## What is being asked
Can you output the records below exactly as they are written?

┌─ Entries supplied

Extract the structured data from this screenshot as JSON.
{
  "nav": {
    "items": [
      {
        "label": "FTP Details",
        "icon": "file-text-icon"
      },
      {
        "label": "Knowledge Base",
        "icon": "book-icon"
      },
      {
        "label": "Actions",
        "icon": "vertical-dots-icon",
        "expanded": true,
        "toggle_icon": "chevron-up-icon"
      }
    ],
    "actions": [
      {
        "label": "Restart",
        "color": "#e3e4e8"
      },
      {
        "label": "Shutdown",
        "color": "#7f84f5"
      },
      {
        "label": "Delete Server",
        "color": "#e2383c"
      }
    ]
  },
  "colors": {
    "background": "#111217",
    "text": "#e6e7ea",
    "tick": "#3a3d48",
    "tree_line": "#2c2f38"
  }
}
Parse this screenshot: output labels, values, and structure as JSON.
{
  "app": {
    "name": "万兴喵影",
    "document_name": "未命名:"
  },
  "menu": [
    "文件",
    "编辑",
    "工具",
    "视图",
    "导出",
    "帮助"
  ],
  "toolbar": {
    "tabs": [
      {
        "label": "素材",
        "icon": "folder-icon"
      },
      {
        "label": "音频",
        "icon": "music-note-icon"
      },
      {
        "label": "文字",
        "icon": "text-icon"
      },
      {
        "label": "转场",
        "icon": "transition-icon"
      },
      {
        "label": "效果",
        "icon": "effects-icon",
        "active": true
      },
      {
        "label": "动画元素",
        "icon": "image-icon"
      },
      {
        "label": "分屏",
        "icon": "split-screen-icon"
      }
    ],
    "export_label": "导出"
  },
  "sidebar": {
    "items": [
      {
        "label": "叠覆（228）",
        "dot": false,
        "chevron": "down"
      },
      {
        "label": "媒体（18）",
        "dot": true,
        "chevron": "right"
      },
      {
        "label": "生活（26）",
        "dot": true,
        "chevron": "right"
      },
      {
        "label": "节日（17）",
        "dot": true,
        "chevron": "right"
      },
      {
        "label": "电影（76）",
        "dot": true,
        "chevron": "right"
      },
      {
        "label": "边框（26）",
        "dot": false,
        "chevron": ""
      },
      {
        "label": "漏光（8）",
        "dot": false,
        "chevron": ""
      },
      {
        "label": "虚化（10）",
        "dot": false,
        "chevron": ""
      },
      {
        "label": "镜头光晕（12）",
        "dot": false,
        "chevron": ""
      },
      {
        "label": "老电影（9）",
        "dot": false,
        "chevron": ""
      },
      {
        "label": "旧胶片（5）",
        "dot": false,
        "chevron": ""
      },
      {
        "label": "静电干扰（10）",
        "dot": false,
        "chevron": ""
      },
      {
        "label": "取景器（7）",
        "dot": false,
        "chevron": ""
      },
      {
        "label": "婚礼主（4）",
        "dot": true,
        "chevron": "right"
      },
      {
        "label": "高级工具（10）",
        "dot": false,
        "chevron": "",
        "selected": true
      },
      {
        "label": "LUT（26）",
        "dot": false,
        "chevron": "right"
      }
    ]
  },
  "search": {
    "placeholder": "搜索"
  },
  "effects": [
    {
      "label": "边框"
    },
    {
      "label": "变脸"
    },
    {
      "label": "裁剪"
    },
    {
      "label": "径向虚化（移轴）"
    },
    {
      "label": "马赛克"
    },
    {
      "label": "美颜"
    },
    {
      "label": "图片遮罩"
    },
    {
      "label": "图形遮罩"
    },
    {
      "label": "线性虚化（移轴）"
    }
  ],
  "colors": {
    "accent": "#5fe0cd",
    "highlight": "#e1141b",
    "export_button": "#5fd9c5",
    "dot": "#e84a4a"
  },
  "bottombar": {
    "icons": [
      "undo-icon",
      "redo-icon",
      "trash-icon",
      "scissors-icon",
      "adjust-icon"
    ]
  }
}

└─

## The answer
Extract the structured data from this screenshot as JSON.
{
  "nav": {
    "items": [
      {
        "label": "FTP Details",
        "icon": "file-text-icon"
      },
      {
        "label": "Knowledge Base",
        "icon": "book-icon"
      },
      {
        "label": "Actions",
        "icon": "vertical-dots-icon",
        "expanded": true,
        "toggle_icon": "chevron-up-icon"
      }
    ],
    "actions": [
      {
        "label": "Restart",
        "color": "#e3e4e8"
      },
      {
        "label": "Shutdown",
        "color": "#7f84f5"
      },
      {
        "label": "Delete Server",
        "color": "#e2383c"
      }
    ]
  },
  "colors": {
    "background": "#111217",
    "text": "#e6e7ea",
    "tick": "#3a3d48",
    "tree_line": "#2c2f38"
  }
}
Parse this screenshot: output labels, values, and structure as JSON.
{
  "app": {
    "name": "万兴喵影",
    "document_name": "未命名:"
  },
  "menu": [
    "文件",
    "编辑",
    "工具",
    "视图",
    "导出",
    "帮助"
  ],
  "toolbar": {
    "tabs": [
      {
        "label": "素材",
        "icon": "folder-icon"
      },
      {
        "label": "音频",
        "icon": "music-note-icon"
      },
      {
        "label": "文字",
        "icon": "text-icon"
      },
      {
        "label": "转场",
        "icon": "transition-icon"
      },
      {
        "label": "效果",
        "icon": "effects-icon",
        "active": true
      },
      {
        "label": "动画元素",
        "icon": "image-icon"
      },
      {
        "label": "分屏",
        "icon": "split-screen-icon"
      }
    ],
    "export_label": "导出"
  },
  "sidebar": {
    "items": [
      {
        "label": "叠覆（228）",
        "dot": false,
        "chevron": "down"
      },
      {
        "label": "媒体（18）",
        "dot": true,
        "chevron": "right"
      },
      {
        "label": "生活（26）",
        "dot": true,
        "chevron": "right"
      },
      {
        "label": "节日（17）",
        "dot": true,
        "chevron": "right"
      },
      {
        "label": "电影（76）",
        "dot": true,
        "chevron": "right"
      },
      {
        "label": "边框（26）",
        "dot": false,
        "chevron": ""
      },
      {
        "label": "漏光（8）",
        "dot": false,
        "chevron": ""
      },
      {
        "label": "虚化（10）",
        "dot": false,
        "chevron": ""
      },
      {
        "label": "镜头光晕（12）",
        "dot": false,
        "chevron": ""
      },
      {
        "label": "老电影（9）",
        "dot": false,
        "chevron": ""
      },
      {
        "label": "旧胶片（5）",
        "dot": false,
        "chevron": ""
      },
      {
        "label": "静电干扰（10）",
        "dot": false,
        "chevron": ""
      },
      {
        "label": "取景器（7）",
        "dot": false,
        "chevron": ""
      },
      {
        "label": "婚礼主（4）",
        "dot": true,
        "chevron": "right"
      },
      {
        "label": "高级工具（10）",
        "dot": false,
        "chevron": "",
        "selected": true
      },
      {
        "label": "LUT（26）",
        "dot": false,
        "chevron": "right"
      }
    ]
  },
  "search": {
    "placeholder": "搜索"
  },
  "effects": [
    {
      "label": "边框"
    },
    {
      "label": "变脸"
    },
    {
      "label": "裁剪"
    },
    {
      "label": "径向虚化（移轴）"
    },
    {
      "label": "马赛克"
    },
    {
      "label": "美颜"
    },
    {
      "label": "图片遮罩"
    },
    {
      "label": "图形遮罩"
    },
    {
      "label": "线性虚化（移轴）"
    }
  ],
  "colors": {
    "accent": "#5fe0cd",
    "highlight": "#e1141b",
    "export_button": "#5fd9c5",
    "dot": "#e84a4a"
  },
  "bottombar": {
    "icons": [
      "undo-icon",
      "redo-icon",
      "trash-icon",
      "scissors-icon",
      "adjust-icon"
    ]
  }
}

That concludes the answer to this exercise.